[Set problem]
All the entries need to be quoted exactly, apart from the pictures, which you should drop.

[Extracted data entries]
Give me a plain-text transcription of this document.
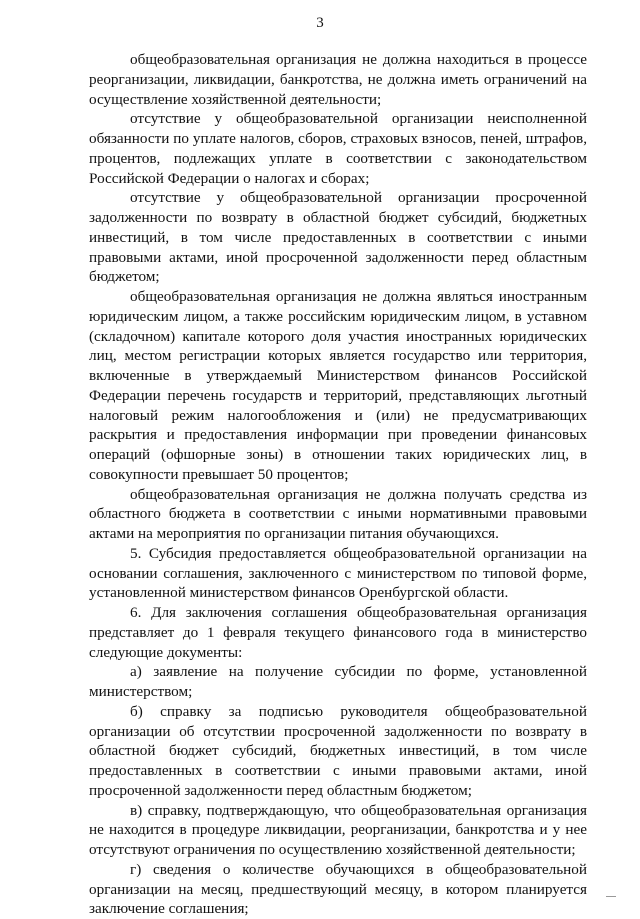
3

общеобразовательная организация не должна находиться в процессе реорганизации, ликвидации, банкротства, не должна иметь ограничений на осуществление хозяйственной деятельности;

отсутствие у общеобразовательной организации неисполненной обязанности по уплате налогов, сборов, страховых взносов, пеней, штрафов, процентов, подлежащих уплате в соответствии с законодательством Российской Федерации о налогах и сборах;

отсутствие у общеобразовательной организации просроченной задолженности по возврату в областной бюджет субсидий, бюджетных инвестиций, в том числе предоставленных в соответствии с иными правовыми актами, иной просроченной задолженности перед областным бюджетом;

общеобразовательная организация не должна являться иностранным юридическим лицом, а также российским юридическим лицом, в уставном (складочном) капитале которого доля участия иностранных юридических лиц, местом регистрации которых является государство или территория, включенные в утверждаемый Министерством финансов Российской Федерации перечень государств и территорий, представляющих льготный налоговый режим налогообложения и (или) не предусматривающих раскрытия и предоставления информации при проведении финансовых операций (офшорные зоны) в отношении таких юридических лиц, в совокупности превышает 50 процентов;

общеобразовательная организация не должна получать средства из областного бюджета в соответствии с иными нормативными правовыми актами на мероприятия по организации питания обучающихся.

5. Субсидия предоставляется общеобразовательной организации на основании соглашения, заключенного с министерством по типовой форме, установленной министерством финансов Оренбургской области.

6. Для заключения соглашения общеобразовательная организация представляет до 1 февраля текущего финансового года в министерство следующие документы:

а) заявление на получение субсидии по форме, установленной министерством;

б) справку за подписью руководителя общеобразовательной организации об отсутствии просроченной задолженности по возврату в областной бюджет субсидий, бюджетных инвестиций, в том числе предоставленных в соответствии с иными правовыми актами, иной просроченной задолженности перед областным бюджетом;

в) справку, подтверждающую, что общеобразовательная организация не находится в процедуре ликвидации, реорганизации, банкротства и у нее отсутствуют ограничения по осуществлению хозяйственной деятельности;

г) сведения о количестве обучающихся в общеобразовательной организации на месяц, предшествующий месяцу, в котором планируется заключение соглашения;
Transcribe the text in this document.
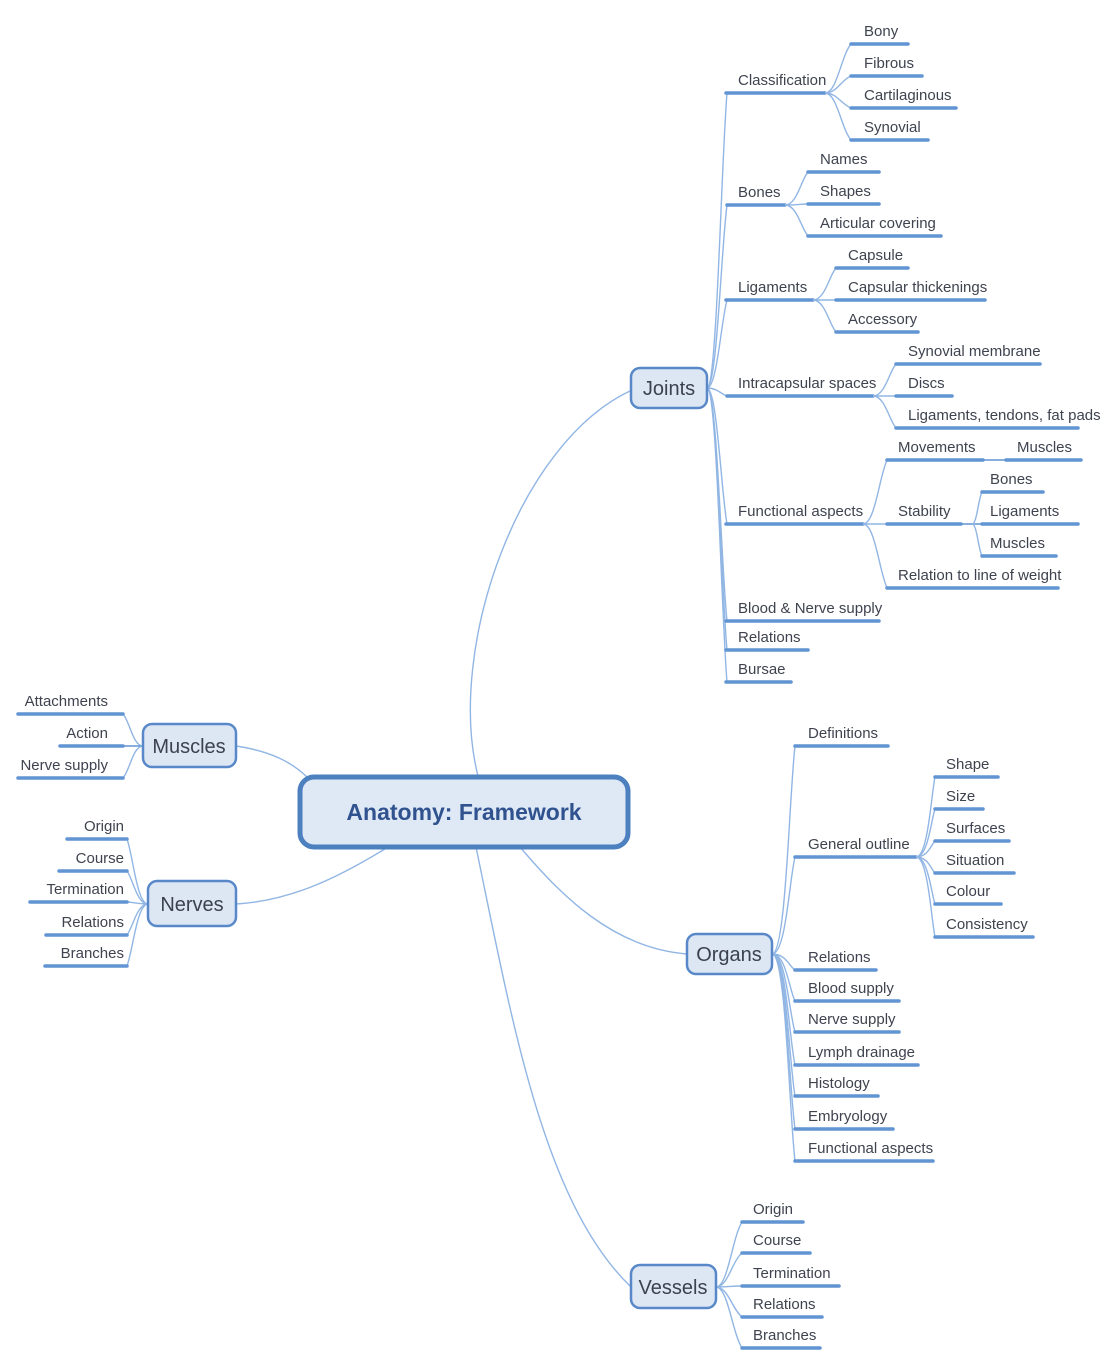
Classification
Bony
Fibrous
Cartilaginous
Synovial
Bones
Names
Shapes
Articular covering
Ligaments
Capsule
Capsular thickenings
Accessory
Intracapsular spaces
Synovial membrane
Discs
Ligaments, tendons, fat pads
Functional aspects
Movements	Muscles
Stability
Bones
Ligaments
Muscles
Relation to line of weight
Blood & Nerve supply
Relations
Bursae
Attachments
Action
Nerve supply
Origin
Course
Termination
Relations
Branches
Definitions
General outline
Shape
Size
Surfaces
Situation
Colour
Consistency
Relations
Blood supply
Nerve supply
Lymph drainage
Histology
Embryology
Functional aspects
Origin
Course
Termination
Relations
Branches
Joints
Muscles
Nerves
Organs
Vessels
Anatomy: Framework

[Result of this exercise]
Give me a plain-text transcription of this document.
3

общеобразовательная организация не должна находиться в процессе реорганизации, ликвидации, банкротства, не должна иметь ограничений на осуществление хозяйственной деятельности;

отсутствие у общеобразовательной организации неисполненной обязанности по уплате налогов, сборов, страховых взносов, пеней, штрафов, процентов, подлежащих уплате в соответствии с законодательством Российской Федерации о налогах и сборах;

отсутствие у общеобразовательной организации просроченной задолженности по возврату в областной бюджет субсидий, бюджетных инвестиций, в том числе предоставленных в соответствии с иными правовыми актами, иной просроченной задолженности перед областным бюджетом;

общеобразовательная организация не должна являться иностранным юридическим лицом, а также российским юридическим лицом, в уставном (складочном) капитале которого доля участия иностранных юридических лиц, местом регистрации которых является государство или территория, включенные в утверждаемый Министерством финансов Российской Федерации перечень государств и территорий, представляющих льготный налоговый режим налогообложения и (или) не предусматривающих раскрытия и предоставления информации при проведении финансовых операций (офшорные зоны) в отношении таких юридических лиц, в совокупности превышает 50 процентов;

общеобразовательная организация не должна получать средства из областного бюджета в соответствии с иными нормативными правовыми актами на мероприятия по организации питания обучающихся.

5. Субсидия предоставляется общеобразовательной организации на основании соглашения, заключенного с министерством по типовой форме, установленной министерством финансов Оренбургской области.

6. Для заключения соглашения общеобразовательная организация представляет до 1 февраля текущего финансового года в министерство следующие документы:

а) заявление на получение субсидии по форме, установленной министерством;

б) справку за подписью руководителя общеобразовательной организации об отсутствии просроченной задолженности по возврату в областной бюджет субсидий, бюджетных инвестиций, в том числе предоставленных в соответствии с иными правовыми актами, иной просроченной задолженности перед областным бюджетом;

в) справку, подтверждающую, что общеобразовательная организация не находится в процедуре ликвидации, реорганизации, банкротства и у нее отсутствуют ограничения по осуществлению хозяйственной деятельности;

г) сведения о количестве обучающихся в общеобразовательной организации на месяц, предшествующий месяцу, в котором планируется заключение соглашения;
Transcribe the text in this document.
Classification
Bony
Fibrous
Cartilaginous
Synovial
Bones
Names
Shapes
Articular covering
Ligaments
Capsule
Capsular thickenings
Accessory
Intracapsular spaces
Synovial membrane
Discs
Ligaments, tendons, fat pads
Functional aspects
Movements	Muscles
Stability
Bones
Ligaments
Muscles
Relation to line of weight
Blood & Nerve supply
Relations
Bursae
Attachments
Action
Nerve supply
Origin
Course
Termination
Relations
Branches
Definitions
General outline
Shape
Size
Surfaces
Situation
Colour
Consistency
Relations
Blood supply
Nerve supply
Lymph drainage
Histology
Embryology
Functional aspects
Origin
Course
Termination
Relations
Branches
Joints
Muscles
Nerves
Organs
Vessels
Anatomy: Framework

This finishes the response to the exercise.